■ WHAT YOU SHOULD DO ■
In the data below, find each line containing the string "JSON" and return it.

+--

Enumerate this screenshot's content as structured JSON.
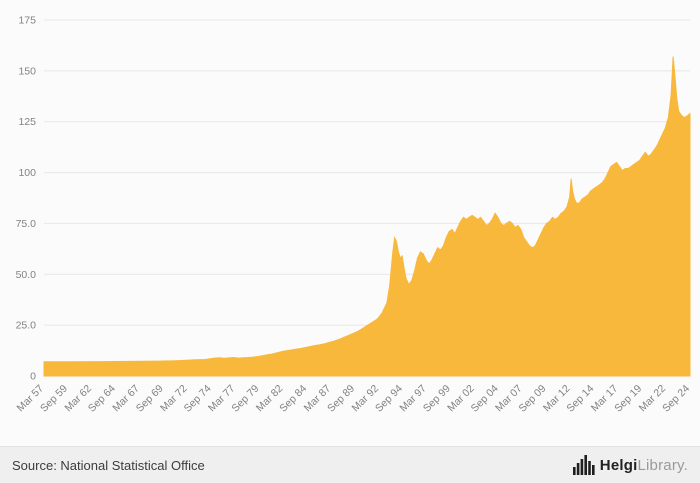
{
  "chart_data": {
    "type": "area",
    "title": "",
    "xlabel": "",
    "ylabel": "",
    "xlim": [
      1957.17,
      2024.67
    ],
    "ylim": [
      0,
      175
    ],
    "grid": true,
    "legend": "none",
    "series_color": "#F8B83C",
    "grid_color": "#e7e7e7",
    "axis_color": "#cfcfcf",
    "tick_color": "#828282",
    "y_ticks": [
      {
        "value": 0,
        "label": "0"
      },
      {
        "value": 25,
        "label": "25.0"
      },
      {
        "value": 50,
        "label": "50.0"
      },
      {
        "value": 75,
        "label": "75.0"
      },
      {
        "value": 100,
        "label": "100"
      },
      {
        "value": 125,
        "label": "125"
      },
      {
        "value": 150,
        "label": "150"
      },
      {
        "value": 175,
        "label": "175"
      }
    ],
    "x_ticks": [
      {
        "pos": 1957.17,
        "label": "Mar 57"
      },
      {
        "pos": 1959.67,
        "label": "Sep 59"
      },
      {
        "pos": 1962.17,
        "label": "Mar 62"
      },
      {
        "pos": 1964.67,
        "label": "Sep 64"
      },
      {
        "pos": 1967.17,
        "label": "Mar 67"
      },
      {
        "pos": 1969.67,
        "label": "Sep 69"
      },
      {
        "pos": 1972.17,
        "label": "Mar 72"
      },
      {
        "pos": 1974.67,
        "label": "Sep 74"
      },
      {
        "pos": 1977.17,
        "label": "Mar 77"
      },
      {
        "pos": 1979.67,
        "label": "Sep 79"
      },
      {
        "pos": 1982.17,
        "label": "Mar 82"
      },
      {
        "pos": 1984.67,
        "label": "Sep 84"
      },
      {
        "pos": 1987.17,
        "label": "Mar 87"
      },
      {
        "pos": 1989.67,
        "label": "Sep 89"
      },
      {
        "pos": 1992.17,
        "label": "Mar 92"
      },
      {
        "pos": 1994.67,
        "label": "Sep 94"
      },
      {
        "pos": 1997.17,
        "label": "Mar 97"
      },
      {
        "pos": 1999.67,
        "label": "Sep 99"
      },
      {
        "pos": 2002.17,
        "label": "Mar 02"
      },
      {
        "pos": 2004.67,
        "label": "Sep 04"
      },
      {
        "pos": 2007.17,
        "label": "Mar 07"
      },
      {
        "pos": 2009.67,
        "label": "Sep 09"
      },
      {
        "pos": 2012.17,
        "label": "Mar 12"
      },
      {
        "pos": 2014.67,
        "label": "Sep 14"
      },
      {
        "pos": 2017.17,
        "label": "Mar 17"
      },
      {
        "pos": 2019.67,
        "label": "Sep 19"
      },
      {
        "pos": 2022.17,
        "label": "Mar 22"
      },
      {
        "pos": 2024.67,
        "label": "Sep 24"
      }
    ],
    "points": [
      [
        1957.17,
        7
      ],
      [
        1960,
        7
      ],
      [
        1963,
        7.1
      ],
      [
        1966,
        7.2
      ],
      [
        1969,
        7.3
      ],
      [
        1971,
        7.5
      ],
      [
        1972,
        7.7
      ],
      [
        1973,
        8
      ],
      [
        1974,
        8.1
      ],
      [
        1974.5,
        8.5
      ],
      [
        1975,
        8.8
      ],
      [
        1975.5,
        9
      ],
      [
        1976,
        8.7
      ],
      [
        1976.5,
        8.9
      ],
      [
        1977,
        9.1
      ],
      [
        1977.5,
        8.8
      ],
      [
        1978,
        9
      ],
      [
        1978.5,
        9.1
      ],
      [
        1979,
        9.3
      ],
      [
        1979.5,
        9.6
      ],
      [
        1980,
        10
      ],
      [
        1980.5,
        10.4
      ],
      [
        1981,
        10.8
      ],
      [
        1981.5,
        11.4
      ],
      [
        1982,
        12
      ],
      [
        1982.5,
        12.4
      ],
      [
        1983,
        12.8
      ],
      [
        1983.5,
        13.2
      ],
      [
        1984,
        13.5
      ],
      [
        1984.5,
        14
      ],
      [
        1985,
        14.5
      ],
      [
        1985.5,
        15
      ],
      [
        1986,
        15.4
      ],
      [
        1986.5,
        15.9
      ],
      [
        1987,
        16.5
      ],
      [
        1987.5,
        17.2
      ],
      [
        1988,
        18
      ],
      [
        1988.5,
        19
      ],
      [
        1989,
        20
      ],
      [
        1989.5,
        21
      ],
      [
        1990,
        22
      ],
      [
        1990.5,
        23.5
      ],
      [
        1991,
        25
      ],
      [
        1991.5,
        26.5
      ],
      [
        1992,
        28
      ],
      [
        1992.5,
        31
      ],
      [
        1993,
        36
      ],
      [
        1993.3,
        45
      ],
      [
        1993.6,
        60
      ],
      [
        1993.8,
        68
      ],
      [
        1994,
        66
      ],
      [
        1994.2,
        61
      ],
      [
        1994.4,
        58
      ],
      [
        1994.6,
        59
      ],
      [
        1994.8,
        53
      ],
      [
        1995,
        48
      ],
      [
        1995.3,
        45
      ],
      [
        1995.6,
        47
      ],
      [
        1995.9,
        52
      ],
      [
        1996.2,
        58
      ],
      [
        1996.5,
        61
      ],
      [
        1996.8,
        60
      ],
      [
        1997.1,
        57
      ],
      [
        1997.4,
        55
      ],
      [
        1997.7,
        57
      ],
      [
        1998,
        60
      ],
      [
        1998.3,
        63
      ],
      [
        1998.6,
        62
      ],
      [
        1998.9,
        64
      ],
      [
        1999.2,
        68
      ],
      [
        1999.5,
        71
      ],
      [
        1999.8,
        72
      ],
      [
        2000.1,
        70
      ],
      [
        2000.4,
        73
      ],
      [
        2000.7,
        76
      ],
      [
        2001,
        78
      ],
      [
        2001.3,
        77
      ],
      [
        2001.6,
        78
      ],
      [
        2001.9,
        79
      ],
      [
        2002.2,
        78
      ],
      [
        2002.5,
        77
      ],
      [
        2002.8,
        78
      ],
      [
        2003.1,
        76
      ],
      [
        2003.4,
        74
      ],
      [
        2003.7,
        75
      ],
      [
        2004,
        77
      ],
      [
        2004.3,
        80
      ],
      [
        2004.6,
        78
      ],
      [
        2004.9,
        75
      ],
      [
        2005.2,
        74
      ],
      [
        2005.5,
        75
      ],
      [
        2005.8,
        76
      ],
      [
        2006.1,
        75
      ],
      [
        2006.4,
        73
      ],
      [
        2006.7,
        74
      ],
      [
        2007,
        72
      ],
      [
        2007.3,
        68
      ],
      [
        2007.6,
        66
      ],
      [
        2007.9,
        64
      ],
      [
        2008.2,
        63
      ],
      [
        2008.5,
        64
      ],
      [
        2008.8,
        67
      ],
      [
        2009.1,
        70
      ],
      [
        2009.4,
        73
      ],
      [
        2009.7,
        75
      ],
      [
        2010,
        76
      ],
      [
        2010.3,
        78
      ],
      [
        2010.6,
        77
      ],
      [
        2010.9,
        78
      ],
      [
        2011.2,
        80
      ],
      [
        2011.5,
        81
      ],
      [
        2011.8,
        83
      ],
      [
        2012.1,
        88
      ],
      [
        2012.25,
        97
      ],
      [
        2012.4,
        91
      ],
      [
        2012.6,
        87
      ],
      [
        2012.8,
        85
      ],
      [
        2013.1,
        85
      ],
      [
        2013.4,
        87
      ],
      [
        2013.7,
        88
      ],
      [
        2014,
        89
      ],
      [
        2014.3,
        91
      ],
      [
        2014.6,
        92
      ],
      [
        2014.9,
        93
      ],
      [
        2015.2,
        94
      ],
      [
        2015.5,
        95
      ],
      [
        2015.8,
        97
      ],
      [
        2016.1,
        100
      ],
      [
        2016.4,
        103
      ],
      [
        2016.7,
        104
      ],
      [
        2017,
        105
      ],
      [
        2017.3,
        103
      ],
      [
        2017.6,
        101
      ],
      [
        2017.9,
        102
      ],
      [
        2018.2,
        102
      ],
      [
        2018.5,
        103
      ],
      [
        2018.8,
        104
      ],
      [
        2019.1,
        105
      ],
      [
        2019.4,
        106
      ],
      [
        2019.7,
        108
      ],
      [
        2020,
        110
      ],
      [
        2020.3,
        108
      ],
      [
        2020.6,
        109
      ],
      [
        2020.9,
        111
      ],
      [
        2021.2,
        113
      ],
      [
        2021.5,
        116
      ],
      [
        2021.8,
        119
      ],
      [
        2022.1,
        122
      ],
      [
        2022.4,
        127
      ],
      [
        2022.7,
        138
      ],
      [
        2022.9,
        157
      ],
      [
        2023.1,
        147
      ],
      [
        2023.3,
        136
      ],
      [
        2023.5,
        130
      ],
      [
        2023.8,
        128
      ],
      [
        2024.1,
        127
      ],
      [
        2024.4,
        128
      ],
      [
        2024.67,
        129
      ]
    ]
  },
  "footer": {
    "source": "Source: National Statistical Office",
    "brand_bold": "Helgi",
    "brand_light": "Library."
  },
  "logo": {
    "icon": "bar-skyline-icon",
    "color": "#1e1e1e"
  }
}
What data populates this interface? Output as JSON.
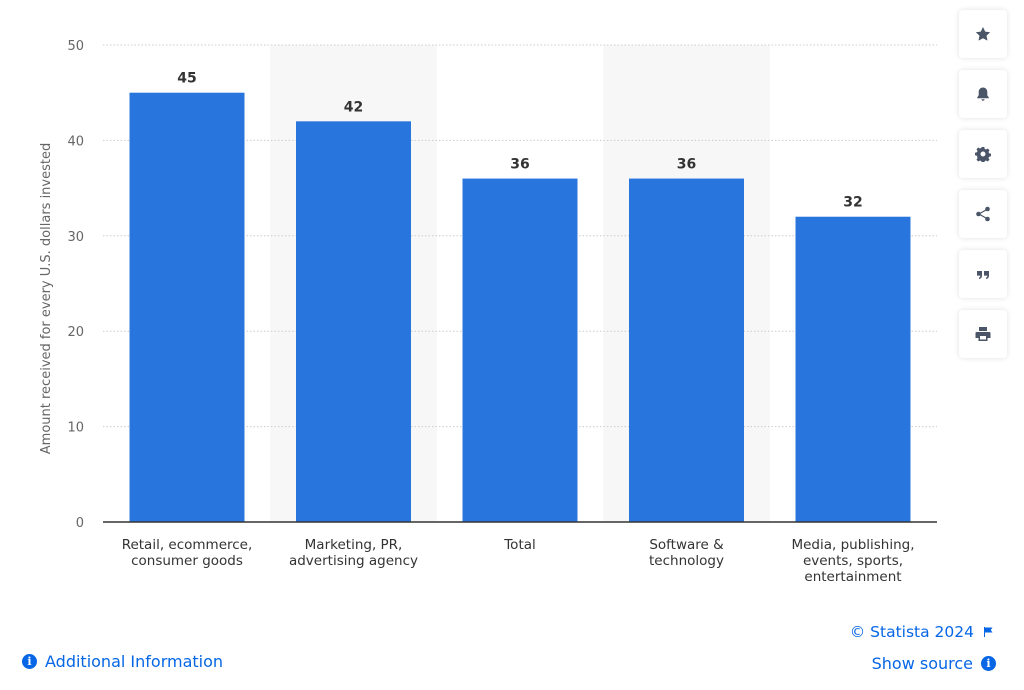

+--

■ WRITTEN ANSWER ■
Enumerate this screenshot's content as structured JSON.
What data populates this interface? Output as JSON.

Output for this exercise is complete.